[Exercise requirements]
Filter for the word "dolorem" and keep each matching line.

[Listed entries]
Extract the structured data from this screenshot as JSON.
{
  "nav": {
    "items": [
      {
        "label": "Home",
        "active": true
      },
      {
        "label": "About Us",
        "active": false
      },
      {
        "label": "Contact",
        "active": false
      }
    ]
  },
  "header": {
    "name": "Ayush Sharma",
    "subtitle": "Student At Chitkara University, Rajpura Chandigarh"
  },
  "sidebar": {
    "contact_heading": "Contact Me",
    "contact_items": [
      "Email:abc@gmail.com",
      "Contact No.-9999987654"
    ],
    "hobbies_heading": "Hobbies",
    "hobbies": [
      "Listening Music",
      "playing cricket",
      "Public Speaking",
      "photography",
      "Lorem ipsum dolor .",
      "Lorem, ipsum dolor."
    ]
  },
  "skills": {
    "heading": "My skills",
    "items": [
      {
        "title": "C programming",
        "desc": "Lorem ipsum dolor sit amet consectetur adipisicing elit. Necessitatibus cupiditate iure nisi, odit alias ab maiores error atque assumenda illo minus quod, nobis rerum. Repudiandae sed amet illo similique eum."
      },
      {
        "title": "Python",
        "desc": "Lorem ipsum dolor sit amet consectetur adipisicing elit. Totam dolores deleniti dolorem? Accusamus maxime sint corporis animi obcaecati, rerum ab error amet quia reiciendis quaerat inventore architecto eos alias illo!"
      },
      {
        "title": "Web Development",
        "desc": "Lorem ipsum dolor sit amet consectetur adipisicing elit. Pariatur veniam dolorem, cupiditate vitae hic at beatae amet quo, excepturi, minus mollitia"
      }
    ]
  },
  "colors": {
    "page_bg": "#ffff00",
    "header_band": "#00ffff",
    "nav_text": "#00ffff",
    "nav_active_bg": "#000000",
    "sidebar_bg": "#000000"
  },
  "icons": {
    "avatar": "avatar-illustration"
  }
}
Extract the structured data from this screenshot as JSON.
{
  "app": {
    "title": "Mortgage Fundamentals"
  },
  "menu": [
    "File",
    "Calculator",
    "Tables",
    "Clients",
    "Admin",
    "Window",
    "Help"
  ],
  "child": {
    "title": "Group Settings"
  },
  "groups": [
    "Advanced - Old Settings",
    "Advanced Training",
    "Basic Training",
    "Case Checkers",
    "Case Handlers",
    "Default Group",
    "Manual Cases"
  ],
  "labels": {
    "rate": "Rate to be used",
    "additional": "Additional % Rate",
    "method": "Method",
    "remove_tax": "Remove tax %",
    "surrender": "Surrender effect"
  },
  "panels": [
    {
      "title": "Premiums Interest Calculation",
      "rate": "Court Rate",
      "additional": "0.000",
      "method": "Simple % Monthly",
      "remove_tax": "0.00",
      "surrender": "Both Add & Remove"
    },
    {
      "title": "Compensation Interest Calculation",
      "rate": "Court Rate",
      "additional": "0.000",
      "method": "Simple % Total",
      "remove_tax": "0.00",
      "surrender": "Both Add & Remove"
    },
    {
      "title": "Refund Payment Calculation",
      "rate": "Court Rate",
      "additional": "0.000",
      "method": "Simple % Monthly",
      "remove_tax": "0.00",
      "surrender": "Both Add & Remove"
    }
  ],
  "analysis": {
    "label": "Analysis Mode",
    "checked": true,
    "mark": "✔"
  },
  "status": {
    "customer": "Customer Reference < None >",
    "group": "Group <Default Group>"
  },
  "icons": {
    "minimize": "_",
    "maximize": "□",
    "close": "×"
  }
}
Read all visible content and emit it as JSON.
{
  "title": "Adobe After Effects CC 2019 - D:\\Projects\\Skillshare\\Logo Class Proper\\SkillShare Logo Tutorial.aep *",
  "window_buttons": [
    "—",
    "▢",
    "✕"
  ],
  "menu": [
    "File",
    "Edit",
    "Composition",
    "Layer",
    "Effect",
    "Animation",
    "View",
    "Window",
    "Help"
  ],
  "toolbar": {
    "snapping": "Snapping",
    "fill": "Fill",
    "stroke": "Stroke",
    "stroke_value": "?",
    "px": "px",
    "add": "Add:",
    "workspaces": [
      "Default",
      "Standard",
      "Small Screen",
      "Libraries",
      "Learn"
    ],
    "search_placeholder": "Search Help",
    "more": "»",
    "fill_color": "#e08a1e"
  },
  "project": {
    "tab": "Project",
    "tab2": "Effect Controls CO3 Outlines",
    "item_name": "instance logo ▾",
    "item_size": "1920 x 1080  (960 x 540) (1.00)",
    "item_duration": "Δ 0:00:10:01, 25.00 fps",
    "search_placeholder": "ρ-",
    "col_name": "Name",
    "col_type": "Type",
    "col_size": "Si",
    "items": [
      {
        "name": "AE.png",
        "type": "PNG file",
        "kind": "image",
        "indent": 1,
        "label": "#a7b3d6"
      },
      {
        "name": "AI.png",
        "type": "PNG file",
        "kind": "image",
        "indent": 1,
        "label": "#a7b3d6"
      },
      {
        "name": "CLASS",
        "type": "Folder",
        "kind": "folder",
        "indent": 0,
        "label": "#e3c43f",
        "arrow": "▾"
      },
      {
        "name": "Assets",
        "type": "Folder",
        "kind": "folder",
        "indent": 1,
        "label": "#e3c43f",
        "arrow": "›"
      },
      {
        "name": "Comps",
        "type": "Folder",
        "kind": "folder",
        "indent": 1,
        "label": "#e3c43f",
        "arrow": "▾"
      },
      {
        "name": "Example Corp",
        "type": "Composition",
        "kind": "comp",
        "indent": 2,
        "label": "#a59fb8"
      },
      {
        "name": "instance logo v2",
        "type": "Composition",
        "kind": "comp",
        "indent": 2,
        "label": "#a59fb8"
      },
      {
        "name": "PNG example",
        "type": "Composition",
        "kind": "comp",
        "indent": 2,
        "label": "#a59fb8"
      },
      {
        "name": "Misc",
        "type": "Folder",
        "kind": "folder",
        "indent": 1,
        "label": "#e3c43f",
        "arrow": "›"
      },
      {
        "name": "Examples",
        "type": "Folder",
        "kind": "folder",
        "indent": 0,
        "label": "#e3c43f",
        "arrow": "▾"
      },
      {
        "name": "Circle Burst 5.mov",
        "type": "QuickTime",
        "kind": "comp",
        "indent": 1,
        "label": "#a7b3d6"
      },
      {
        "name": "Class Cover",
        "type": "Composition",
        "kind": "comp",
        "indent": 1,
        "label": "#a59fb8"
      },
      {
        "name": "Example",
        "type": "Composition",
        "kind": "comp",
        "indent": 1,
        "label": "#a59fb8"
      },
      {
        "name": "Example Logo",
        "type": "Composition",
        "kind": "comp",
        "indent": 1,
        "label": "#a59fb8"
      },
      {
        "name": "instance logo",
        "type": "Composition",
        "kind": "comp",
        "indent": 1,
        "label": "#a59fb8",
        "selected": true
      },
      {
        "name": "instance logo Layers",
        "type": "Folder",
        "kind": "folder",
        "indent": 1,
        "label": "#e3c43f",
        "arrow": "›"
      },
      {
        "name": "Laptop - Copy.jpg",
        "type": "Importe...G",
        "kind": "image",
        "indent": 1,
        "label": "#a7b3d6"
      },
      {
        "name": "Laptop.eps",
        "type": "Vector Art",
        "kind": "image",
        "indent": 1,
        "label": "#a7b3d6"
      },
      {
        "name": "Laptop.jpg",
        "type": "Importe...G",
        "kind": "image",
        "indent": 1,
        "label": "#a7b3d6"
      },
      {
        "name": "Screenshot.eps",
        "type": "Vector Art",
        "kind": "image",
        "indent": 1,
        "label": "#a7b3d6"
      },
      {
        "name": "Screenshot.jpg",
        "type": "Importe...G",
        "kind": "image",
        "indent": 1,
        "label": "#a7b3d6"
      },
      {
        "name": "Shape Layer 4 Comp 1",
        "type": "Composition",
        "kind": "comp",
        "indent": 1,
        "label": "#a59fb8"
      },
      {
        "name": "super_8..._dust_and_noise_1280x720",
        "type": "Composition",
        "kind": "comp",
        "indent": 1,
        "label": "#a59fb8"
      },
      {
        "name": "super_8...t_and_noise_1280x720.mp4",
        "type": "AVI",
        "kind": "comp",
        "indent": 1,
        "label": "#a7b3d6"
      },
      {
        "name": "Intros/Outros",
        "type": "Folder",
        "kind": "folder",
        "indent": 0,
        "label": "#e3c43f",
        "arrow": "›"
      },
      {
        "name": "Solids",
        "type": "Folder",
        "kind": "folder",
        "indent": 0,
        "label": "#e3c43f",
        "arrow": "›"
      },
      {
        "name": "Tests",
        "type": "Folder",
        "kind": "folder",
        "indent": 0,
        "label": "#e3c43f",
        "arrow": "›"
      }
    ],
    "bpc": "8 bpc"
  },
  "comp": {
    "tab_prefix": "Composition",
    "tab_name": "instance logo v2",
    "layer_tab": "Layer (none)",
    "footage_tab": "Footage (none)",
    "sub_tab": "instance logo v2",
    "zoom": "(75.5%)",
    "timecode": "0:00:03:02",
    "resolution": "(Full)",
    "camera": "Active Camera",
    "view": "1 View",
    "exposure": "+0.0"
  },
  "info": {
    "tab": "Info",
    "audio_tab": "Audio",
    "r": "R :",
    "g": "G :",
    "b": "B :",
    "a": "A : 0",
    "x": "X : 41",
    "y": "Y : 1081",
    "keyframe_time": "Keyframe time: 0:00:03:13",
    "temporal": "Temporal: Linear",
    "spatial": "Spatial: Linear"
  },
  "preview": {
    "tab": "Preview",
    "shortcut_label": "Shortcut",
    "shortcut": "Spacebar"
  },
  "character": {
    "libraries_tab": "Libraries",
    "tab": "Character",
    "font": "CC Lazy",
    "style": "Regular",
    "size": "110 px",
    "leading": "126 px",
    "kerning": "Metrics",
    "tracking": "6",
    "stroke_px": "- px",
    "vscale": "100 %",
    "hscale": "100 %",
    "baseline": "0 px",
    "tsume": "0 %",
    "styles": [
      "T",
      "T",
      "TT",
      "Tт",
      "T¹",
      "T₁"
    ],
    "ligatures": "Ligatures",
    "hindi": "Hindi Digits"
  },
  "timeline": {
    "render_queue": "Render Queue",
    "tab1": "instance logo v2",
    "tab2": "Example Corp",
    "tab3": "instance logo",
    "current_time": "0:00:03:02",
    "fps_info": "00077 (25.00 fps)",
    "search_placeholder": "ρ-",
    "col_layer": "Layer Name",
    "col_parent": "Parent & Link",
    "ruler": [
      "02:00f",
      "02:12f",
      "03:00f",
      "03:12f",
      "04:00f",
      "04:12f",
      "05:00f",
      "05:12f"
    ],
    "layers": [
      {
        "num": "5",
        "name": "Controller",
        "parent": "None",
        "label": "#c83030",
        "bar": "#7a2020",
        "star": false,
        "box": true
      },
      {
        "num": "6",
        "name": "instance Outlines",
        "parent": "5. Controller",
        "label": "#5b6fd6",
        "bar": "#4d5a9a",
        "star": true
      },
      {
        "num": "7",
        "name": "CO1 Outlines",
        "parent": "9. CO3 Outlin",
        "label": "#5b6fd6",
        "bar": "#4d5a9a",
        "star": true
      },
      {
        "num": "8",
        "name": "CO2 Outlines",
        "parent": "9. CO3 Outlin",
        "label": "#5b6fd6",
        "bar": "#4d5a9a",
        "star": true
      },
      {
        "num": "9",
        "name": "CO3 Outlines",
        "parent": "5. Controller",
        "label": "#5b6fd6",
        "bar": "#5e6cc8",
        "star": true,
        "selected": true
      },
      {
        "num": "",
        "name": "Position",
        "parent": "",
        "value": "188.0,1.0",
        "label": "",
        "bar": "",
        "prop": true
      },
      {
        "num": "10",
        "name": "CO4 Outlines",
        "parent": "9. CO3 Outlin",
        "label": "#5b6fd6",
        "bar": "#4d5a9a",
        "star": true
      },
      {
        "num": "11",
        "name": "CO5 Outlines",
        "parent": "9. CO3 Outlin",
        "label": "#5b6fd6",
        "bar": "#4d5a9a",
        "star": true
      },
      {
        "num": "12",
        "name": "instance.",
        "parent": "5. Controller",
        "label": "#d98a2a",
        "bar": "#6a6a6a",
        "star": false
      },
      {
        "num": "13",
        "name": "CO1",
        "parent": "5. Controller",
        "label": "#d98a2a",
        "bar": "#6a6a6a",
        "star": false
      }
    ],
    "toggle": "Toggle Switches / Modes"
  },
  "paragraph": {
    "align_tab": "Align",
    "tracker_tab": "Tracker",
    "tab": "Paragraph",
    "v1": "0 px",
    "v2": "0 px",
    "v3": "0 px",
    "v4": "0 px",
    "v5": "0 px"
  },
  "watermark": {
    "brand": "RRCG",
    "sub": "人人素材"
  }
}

[Task answer]
        "desc": "Lorem ipsum dolor sit amet consectetur adipisicing elit. Totam dolores deleniti dolorem? Accusamus maxime sint corporis animi obcaecati, rerum ab error amet quia reiciendis quaerat inventore architecto eos alias illo!"
        "desc": "Lorem ipsum dolor sit amet consectetur adipisicing elit. Pariatur veniam dolorem, cupiditate vitae hic at beatae amet quo, excepturi, minus mollitia"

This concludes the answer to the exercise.